Collected data:
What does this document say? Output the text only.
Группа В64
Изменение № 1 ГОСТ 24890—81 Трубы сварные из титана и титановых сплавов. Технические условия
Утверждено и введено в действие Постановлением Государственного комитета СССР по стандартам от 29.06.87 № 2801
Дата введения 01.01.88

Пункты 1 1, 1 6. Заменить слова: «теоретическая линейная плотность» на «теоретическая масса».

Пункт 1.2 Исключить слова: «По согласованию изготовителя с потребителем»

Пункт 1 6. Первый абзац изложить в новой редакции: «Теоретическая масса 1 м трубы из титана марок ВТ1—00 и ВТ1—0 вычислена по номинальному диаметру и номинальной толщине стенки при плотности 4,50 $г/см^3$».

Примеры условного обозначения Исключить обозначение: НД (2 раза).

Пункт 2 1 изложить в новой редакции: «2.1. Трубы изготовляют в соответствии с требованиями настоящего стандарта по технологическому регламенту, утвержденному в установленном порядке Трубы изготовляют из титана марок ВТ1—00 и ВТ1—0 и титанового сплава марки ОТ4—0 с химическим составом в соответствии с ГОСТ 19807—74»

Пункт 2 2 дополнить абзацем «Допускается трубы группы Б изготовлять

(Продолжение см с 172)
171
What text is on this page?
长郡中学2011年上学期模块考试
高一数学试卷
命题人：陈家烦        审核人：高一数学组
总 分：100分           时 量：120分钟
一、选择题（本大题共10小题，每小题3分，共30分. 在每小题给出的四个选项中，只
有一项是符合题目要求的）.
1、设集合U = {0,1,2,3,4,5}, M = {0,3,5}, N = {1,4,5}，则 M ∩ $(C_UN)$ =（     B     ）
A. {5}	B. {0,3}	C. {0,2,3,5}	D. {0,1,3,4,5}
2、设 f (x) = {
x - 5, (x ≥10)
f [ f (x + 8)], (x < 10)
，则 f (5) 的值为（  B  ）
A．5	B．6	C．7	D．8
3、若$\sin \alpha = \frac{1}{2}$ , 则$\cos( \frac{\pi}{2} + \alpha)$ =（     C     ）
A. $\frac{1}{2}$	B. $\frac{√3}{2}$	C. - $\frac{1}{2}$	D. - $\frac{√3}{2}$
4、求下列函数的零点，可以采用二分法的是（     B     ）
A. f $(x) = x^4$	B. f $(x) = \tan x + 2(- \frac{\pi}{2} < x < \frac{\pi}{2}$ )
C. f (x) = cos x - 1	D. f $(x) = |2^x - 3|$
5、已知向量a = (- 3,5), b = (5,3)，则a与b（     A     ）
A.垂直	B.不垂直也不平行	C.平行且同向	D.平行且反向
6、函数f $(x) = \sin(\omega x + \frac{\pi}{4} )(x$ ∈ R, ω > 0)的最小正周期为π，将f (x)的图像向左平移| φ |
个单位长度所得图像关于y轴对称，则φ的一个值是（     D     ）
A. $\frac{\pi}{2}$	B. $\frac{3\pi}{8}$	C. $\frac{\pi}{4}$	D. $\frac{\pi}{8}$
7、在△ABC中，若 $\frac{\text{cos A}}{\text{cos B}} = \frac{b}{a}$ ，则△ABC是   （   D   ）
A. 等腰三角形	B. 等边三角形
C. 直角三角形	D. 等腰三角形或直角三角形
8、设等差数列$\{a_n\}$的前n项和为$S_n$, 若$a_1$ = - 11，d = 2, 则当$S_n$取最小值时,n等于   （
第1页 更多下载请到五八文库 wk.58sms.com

YOUR INSTRUCTIONS - Copy out each line of the listing that holds "марок".

FULL OUTPUT -
Пункт 1 6. Первый абзац изложить в новой редакции: «Теоретическая масса 1 м трубы из титана марок ВТ1—00 и ВТ1—0 вычислена по номинальному диаметру и номинальной толщине стенки при плотности 4,50 $г/см^3$».
Пункт 2 1 изложить в новой редакции: «2.1. Трубы изготовляют в соответствии с требованиями настоящего стандарта по технологическому регламенту, утвержденному в установленном порядке Трубы изготовляют из титана марок ВТ1—00 и ВТ1—0 и титанового сплава марки ОТ4—0 с химическим составом в соответствии с ГОСТ 19807—74»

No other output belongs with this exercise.